Dataset items
-=-=-

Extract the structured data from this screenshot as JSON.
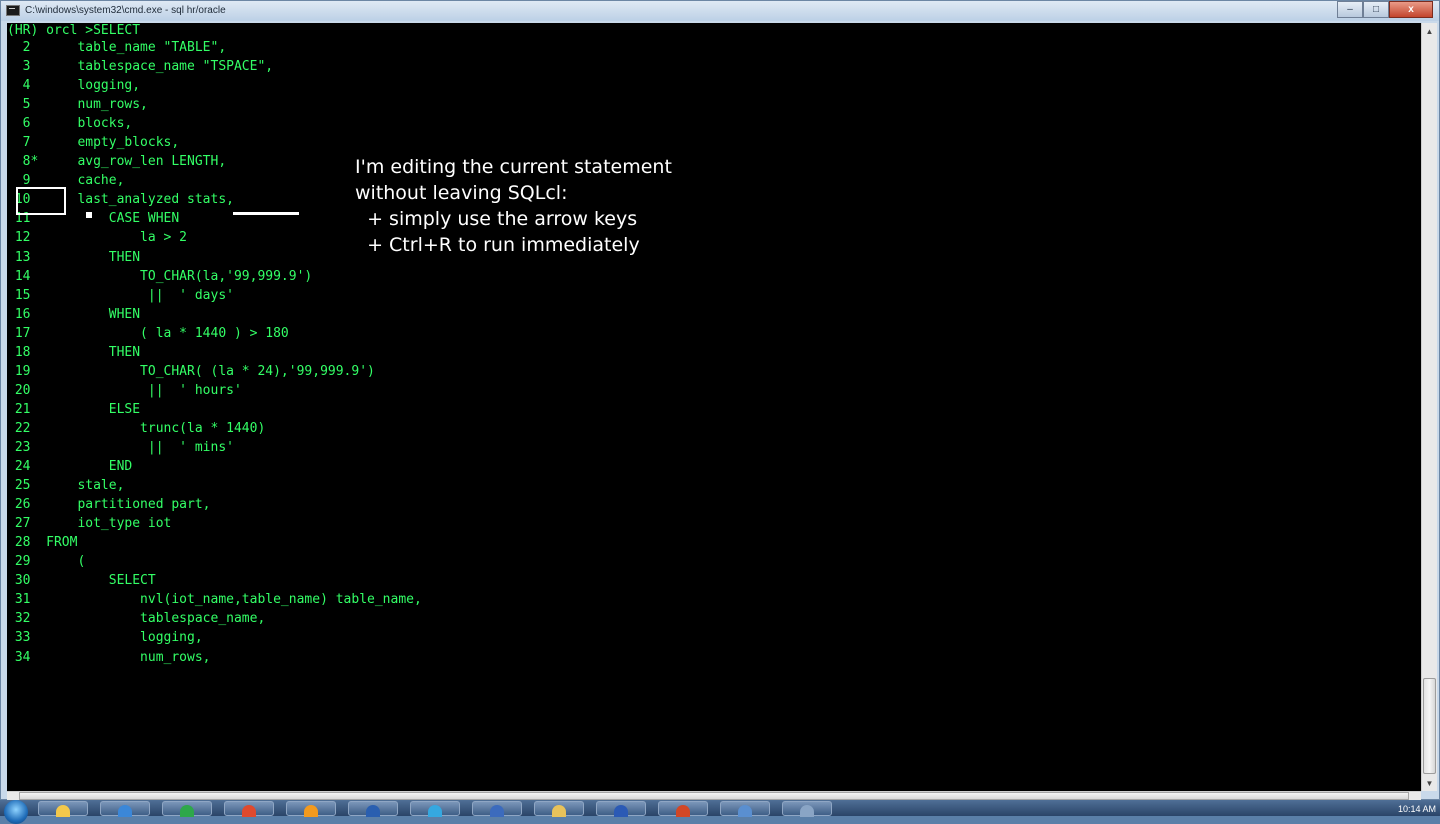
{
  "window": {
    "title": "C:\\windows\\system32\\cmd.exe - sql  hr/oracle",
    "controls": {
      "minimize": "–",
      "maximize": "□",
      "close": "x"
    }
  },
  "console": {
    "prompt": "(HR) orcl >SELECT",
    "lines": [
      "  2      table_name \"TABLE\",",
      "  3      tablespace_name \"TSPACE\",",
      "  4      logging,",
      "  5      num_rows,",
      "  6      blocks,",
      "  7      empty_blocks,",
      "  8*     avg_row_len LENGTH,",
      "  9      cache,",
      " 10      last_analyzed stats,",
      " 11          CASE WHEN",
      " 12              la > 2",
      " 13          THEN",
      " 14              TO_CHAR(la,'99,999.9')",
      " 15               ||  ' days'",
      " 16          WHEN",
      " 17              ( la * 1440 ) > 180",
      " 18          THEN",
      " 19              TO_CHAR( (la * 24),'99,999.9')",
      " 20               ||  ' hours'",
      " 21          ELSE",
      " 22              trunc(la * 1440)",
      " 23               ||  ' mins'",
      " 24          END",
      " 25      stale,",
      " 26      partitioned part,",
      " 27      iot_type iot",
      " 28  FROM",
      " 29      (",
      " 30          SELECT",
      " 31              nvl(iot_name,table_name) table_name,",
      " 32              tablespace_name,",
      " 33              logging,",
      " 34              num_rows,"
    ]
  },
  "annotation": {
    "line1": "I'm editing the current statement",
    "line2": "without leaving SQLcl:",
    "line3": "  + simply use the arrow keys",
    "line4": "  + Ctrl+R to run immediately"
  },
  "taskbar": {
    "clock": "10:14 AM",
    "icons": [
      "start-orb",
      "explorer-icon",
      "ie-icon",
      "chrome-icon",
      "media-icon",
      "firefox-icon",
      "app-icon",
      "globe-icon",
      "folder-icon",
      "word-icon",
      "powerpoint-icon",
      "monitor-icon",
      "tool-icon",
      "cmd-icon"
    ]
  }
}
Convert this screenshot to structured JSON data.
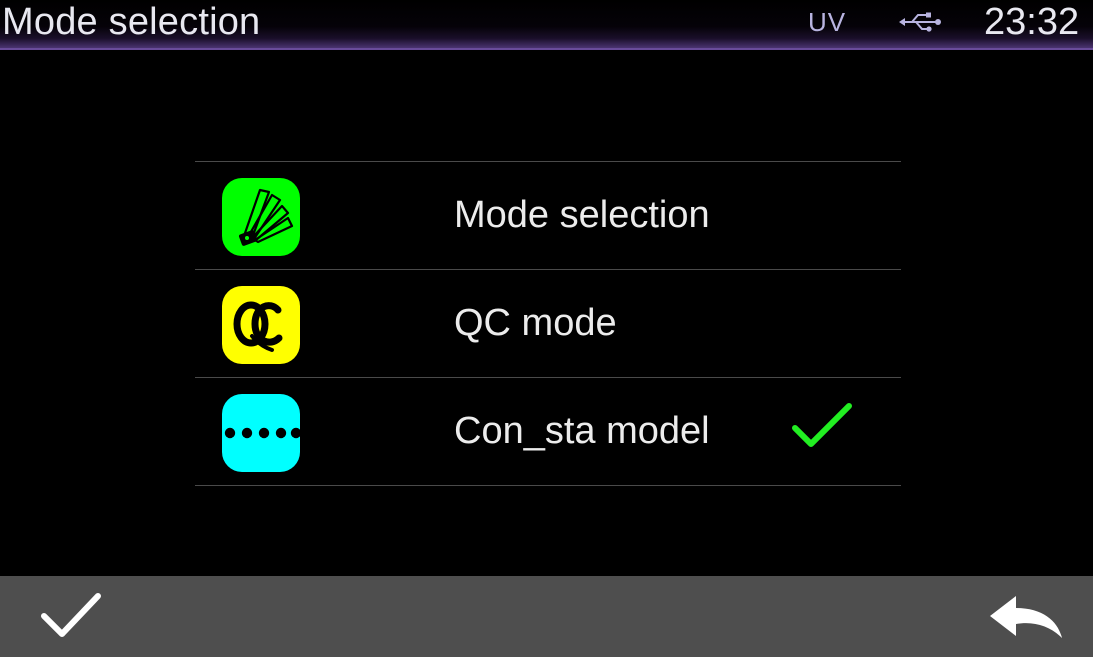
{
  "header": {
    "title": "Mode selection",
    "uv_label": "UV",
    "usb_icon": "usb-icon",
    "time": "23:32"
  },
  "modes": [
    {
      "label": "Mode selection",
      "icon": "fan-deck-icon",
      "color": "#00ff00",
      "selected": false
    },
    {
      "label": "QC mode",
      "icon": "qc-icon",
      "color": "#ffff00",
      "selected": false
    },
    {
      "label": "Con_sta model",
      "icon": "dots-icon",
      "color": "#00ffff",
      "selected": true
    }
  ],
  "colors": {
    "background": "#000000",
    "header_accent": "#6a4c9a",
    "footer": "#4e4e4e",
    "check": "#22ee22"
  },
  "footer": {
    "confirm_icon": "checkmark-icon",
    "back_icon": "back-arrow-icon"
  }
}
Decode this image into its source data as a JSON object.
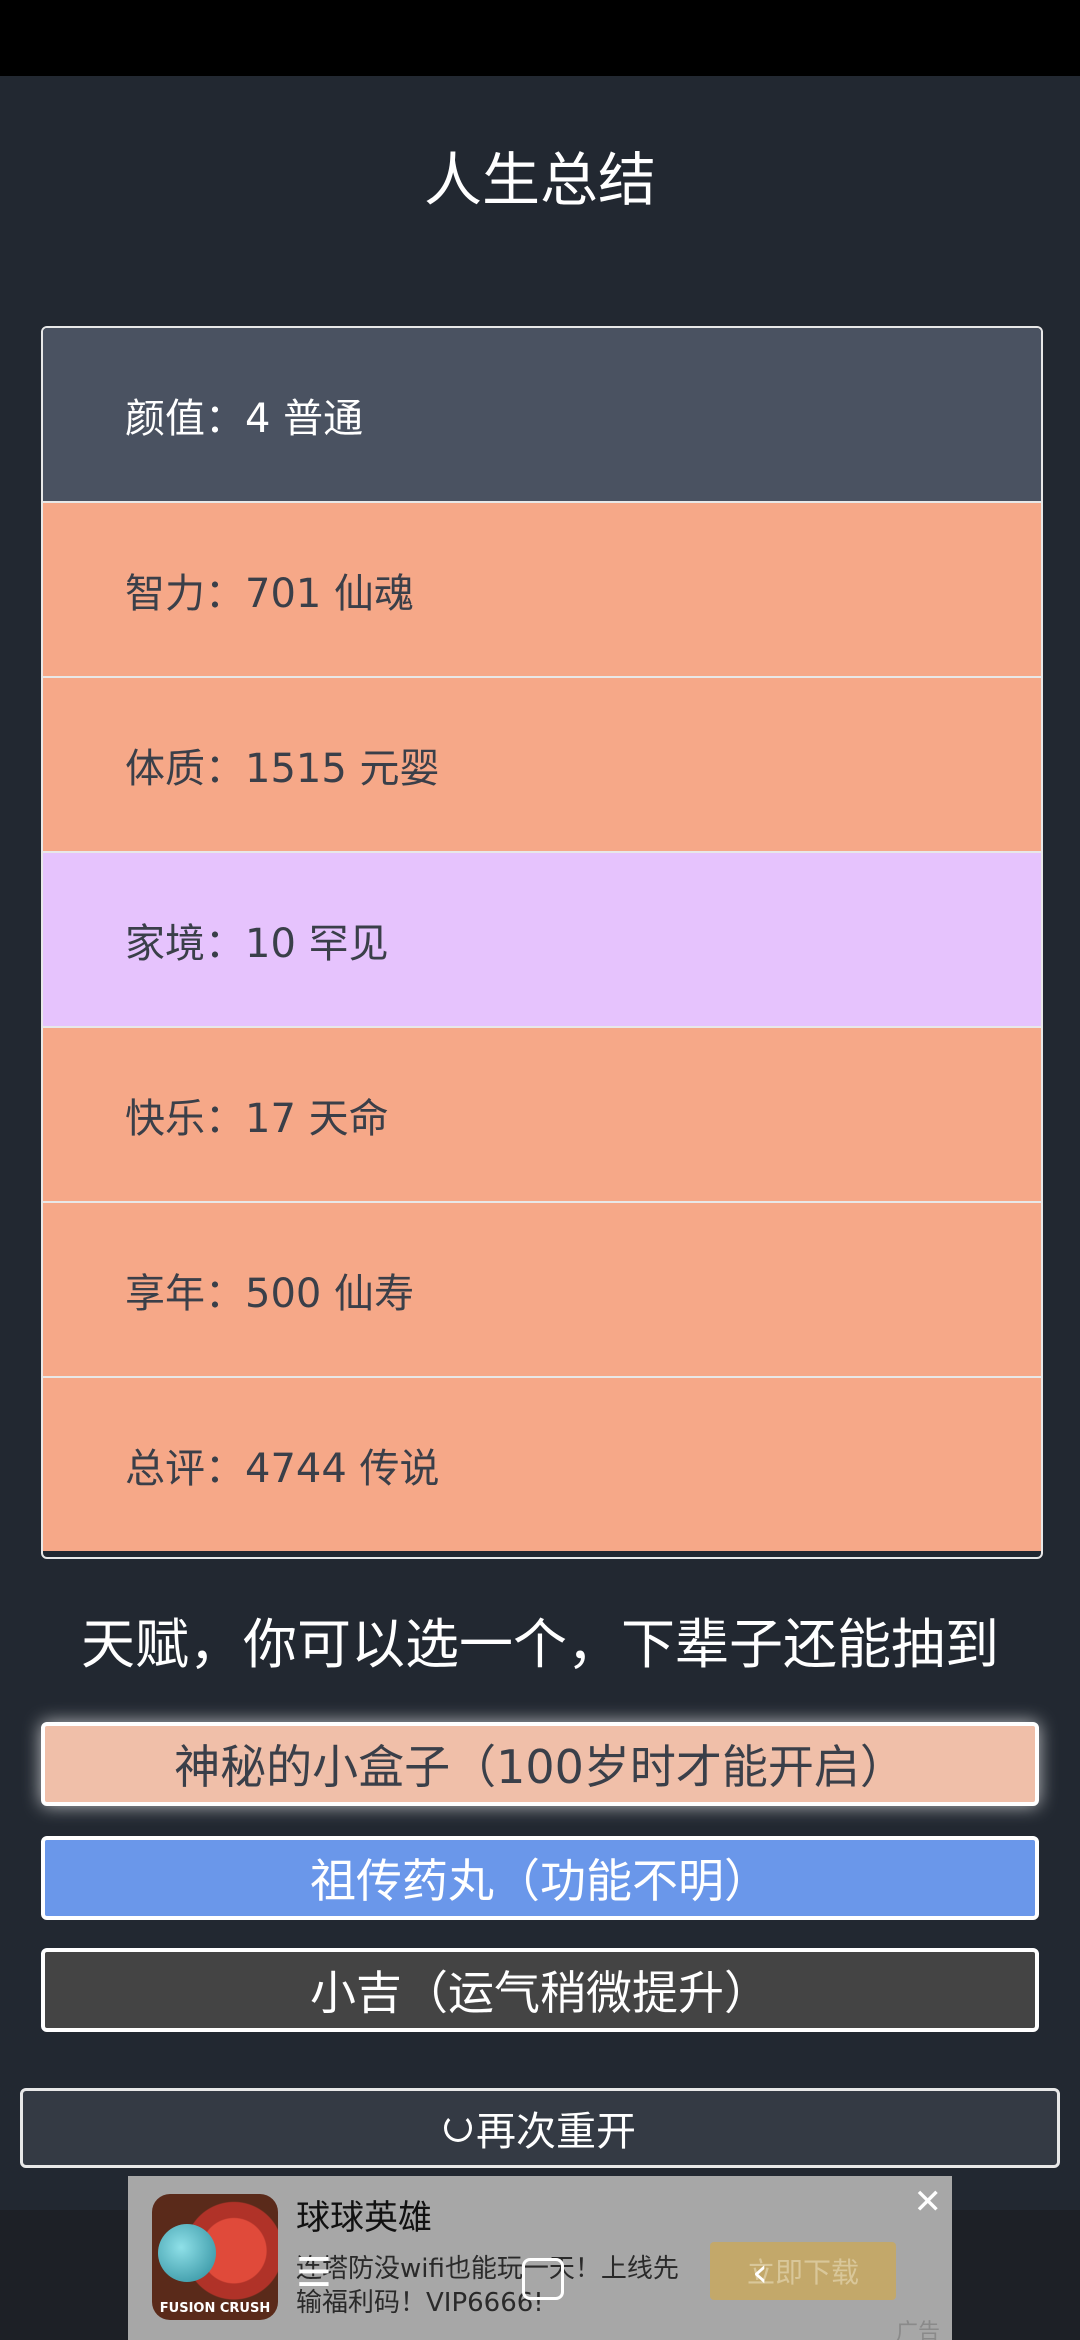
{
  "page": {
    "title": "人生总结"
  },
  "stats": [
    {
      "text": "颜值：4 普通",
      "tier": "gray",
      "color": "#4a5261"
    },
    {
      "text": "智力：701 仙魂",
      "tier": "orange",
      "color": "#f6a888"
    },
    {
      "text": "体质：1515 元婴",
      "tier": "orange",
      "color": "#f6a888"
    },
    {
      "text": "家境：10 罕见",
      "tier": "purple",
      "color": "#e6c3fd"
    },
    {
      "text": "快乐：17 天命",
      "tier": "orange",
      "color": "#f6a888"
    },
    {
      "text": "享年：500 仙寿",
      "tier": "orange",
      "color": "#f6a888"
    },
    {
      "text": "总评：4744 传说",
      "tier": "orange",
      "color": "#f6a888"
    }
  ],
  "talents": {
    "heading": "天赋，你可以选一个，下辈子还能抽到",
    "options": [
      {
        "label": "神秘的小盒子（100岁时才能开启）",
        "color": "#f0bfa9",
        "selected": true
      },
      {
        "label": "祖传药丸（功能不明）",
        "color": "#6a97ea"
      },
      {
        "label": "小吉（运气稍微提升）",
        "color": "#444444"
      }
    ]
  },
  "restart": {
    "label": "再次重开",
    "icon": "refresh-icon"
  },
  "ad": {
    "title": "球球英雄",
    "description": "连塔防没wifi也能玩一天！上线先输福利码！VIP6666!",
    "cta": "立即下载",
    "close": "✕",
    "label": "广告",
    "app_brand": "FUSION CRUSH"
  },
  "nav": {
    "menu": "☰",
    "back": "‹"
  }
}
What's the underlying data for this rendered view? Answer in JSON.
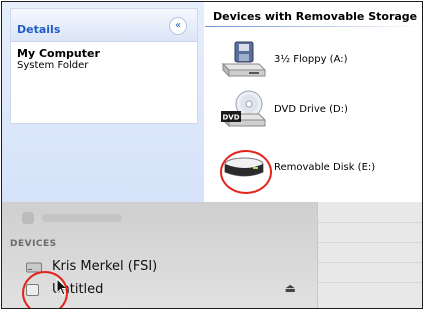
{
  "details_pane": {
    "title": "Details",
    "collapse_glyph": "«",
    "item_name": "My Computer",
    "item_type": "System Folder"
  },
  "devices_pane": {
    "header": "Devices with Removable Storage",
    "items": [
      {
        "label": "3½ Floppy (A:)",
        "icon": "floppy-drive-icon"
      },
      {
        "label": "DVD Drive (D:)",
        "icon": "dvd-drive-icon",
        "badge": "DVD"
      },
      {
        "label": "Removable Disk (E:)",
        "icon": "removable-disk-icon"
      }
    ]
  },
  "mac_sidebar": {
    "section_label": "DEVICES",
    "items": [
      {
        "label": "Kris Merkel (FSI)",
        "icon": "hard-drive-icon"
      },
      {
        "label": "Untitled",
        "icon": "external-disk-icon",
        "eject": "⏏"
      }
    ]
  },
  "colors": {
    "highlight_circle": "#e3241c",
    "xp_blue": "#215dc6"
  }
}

-=-=-

» Stated task:
Output the records above exactly; leave out the pictures.

» Result of the exercise:
Extract the structured data from this screenshot as JSON.
{
  "window": {
    "title": "C:\\windows\\system32\\cmd.exe - sql  hr/oracle",
    "controls": {
      "minimize": "–",
      "maximize": "□",
      "close": "x"
    }
  },
  "console": {
    "prompt": "(HR) orcl >SELECT",
    "lines": [
      "  2      table_name \"TABLE\",",
      "  3      tablespace_name \"TSPACE\",",
      "  4      logging,",
      "  5      num_rows,",
      "  6      blocks,",
      "  7      empty_blocks,",
      "  8*     avg_row_len LENGTH,",
      "  9      cache,",
      " 10      last_analyzed stats,",
      " 11          CASE WHEN",
      " 12              la > 2",
      " 13          THEN",
      " 14              TO_CHAR(la,'99,999.9')",
      " 15               ||  ' days'",
      " 16          WHEN",
      " 17              ( la * 1440 ) > 180",
      " 18          THEN",
      " 19              TO_CHAR( (la * 24),'99,999.9')",
      " 20               ||  ' hours'",
      " 21          ELSE",
      " 22              trunc(la * 1440)",
      " 23               ||  ' mins'",
      " 24          END",
      " 25      stale,",
      " 26      partitioned part,",
      " 27      iot_type iot",
      " 28  FROM",
      " 29      (",
      " 30          SELECT",
      " 31              nvl(iot_name,table_name) table_name,",
      " 32              tablespace_name,",
      " 33              logging,",
      " 34              num_rows,"
    ]
  },
  "annotation": {
    "line1": "I'm editing the current statement",
    "line2": "without leaving SQLcl:",
    "line3": "  + simply use the arrow keys",
    "line4": "  + Ctrl+R to run immediately"
  },
  "taskbar": {
    "clock": "10:14 AM",
    "icons": [
      "start-orb",
      "explorer-icon",
      "ie-icon",
      "chrome-icon",
      "media-icon",
      "firefox-icon",
      "app-icon",
      "globe-icon",
      "folder-icon",
      "word-icon",
      "powerpoint-icon",
      "monitor-icon",
      "tool-icon",
      "cmd-icon"
    ]
  }
}
Convert this screenshot to structured JSON data.
{
  "header": {
    "title": "Mode selection",
    "uv_label": "UV",
    "usb_icon": "usb-icon",
    "time": "23:32"
  },
  "modes": [
    {
      "label": "Mode selection",
      "icon": "fan-deck-icon",
      "color": "#00ff00",
      "selected": false
    },
    {
      "label": "QC mode",
      "icon": "qc-icon",
      "color": "#ffff00",
      "selected": false
    },
    {
      "label": "Con_sta model",
      "icon": "dots-icon",
      "color": "#00ffff",
      "selected": true
    }
  ],
  "colors": {
    "background": "#000000",
    "header_accent": "#6a4c9a",
    "footer": "#4e4e4e",
    "check": "#22ee22"
  },
  "footer": {
    "confirm_icon": "checkmark-icon",
    "back_icon": "back-arrow-icon"
  }
}
Decode this image into its source data as a JSON object.
{
  "page": {
    "title": "人生总结"
  },
  "stats": [
    {
      "text": "颜值：4 普通",
      "tier": "gray",
      "color": "#4a5261"
    },
    {
      "text": "智力：701 仙魂",
      "tier": "orange",
      "color": "#f6a888"
    },
    {
      "text": "体质：1515 元婴",
      "tier": "orange",
      "color": "#f6a888"
    },
    {
      "text": "家境：10 罕见",
      "tier": "purple",
      "color": "#e6c3fd"
    },
    {
      "text": "快乐：17 天命",
      "tier": "orange",
      "color": "#f6a888"
    },
    {
      "text": "享年：500 仙寿",
      "tier": "orange",
      "color": "#f6a888"
    },
    {
      "text": "总评：4744 传说",
      "tier": "orange",
      "color": "#f6a888"
    }
  ],
  "talents": {
    "heading": "天赋，你可以选一个，下辈子还能抽到",
    "options": [
      {
        "label": "神秘的小盒子（100岁时才能开启）",
        "color": "#f0bfa9",
        "selected": true
      },
      {
        "label": "祖传药丸（功能不明）",
        "color": "#6a97ea"
      },
      {
        "label": "小吉（运气稍微提升）",
        "color": "#444444"
      }
    ]
  },
  "restart": {
    "label": "再次重开",
    "icon": "refresh-icon"
  },
  "ad": {
    "title": "球球英雄",
    "description": "连塔防没wifi也能玩一天！上线先输福利码！VIP6666!",
    "cta": "立即下载",
    "close": "✕",
    "label": "广告",
    "app_brand": "FUSION CRUSH"
  },
  "nav": {
    "menu": "☰",
    "back": "‹"
  }
}
What's the underlying data for this rendered view? Answer in JSON.
{
  "details_pane": {
    "title": "Details",
    "collapse_glyph": "«",
    "item_name": "My Computer",
    "item_type": "System Folder"
  },
  "devices_pane": {
    "header": "Devices with Removable Storage",
    "items": [
      {
        "label": "3½ Floppy (A:)",
        "icon": "floppy-drive-icon"
      },
      {
        "label": "DVD Drive (D:)",
        "icon": "dvd-drive-icon",
        "badge": "DVD"
      },
      {
        "label": "Removable Disk (E:)",
        "icon": "removable-disk-icon"
      }
    ]
  },
  "mac_sidebar": {
    "section_label": "DEVICES",
    "items": [
      {
        "label": "Kris Merkel (FSI)",
        "icon": "hard-drive-icon"
      },
      {
        "label": "Untitled",
        "icon": "external-disk-icon",
        "eject": "⏏"
      }
    ]
  },
  "colors": {
    "highlight_circle": "#e3241c",
    "xp_blue": "#215dc6"
  }
}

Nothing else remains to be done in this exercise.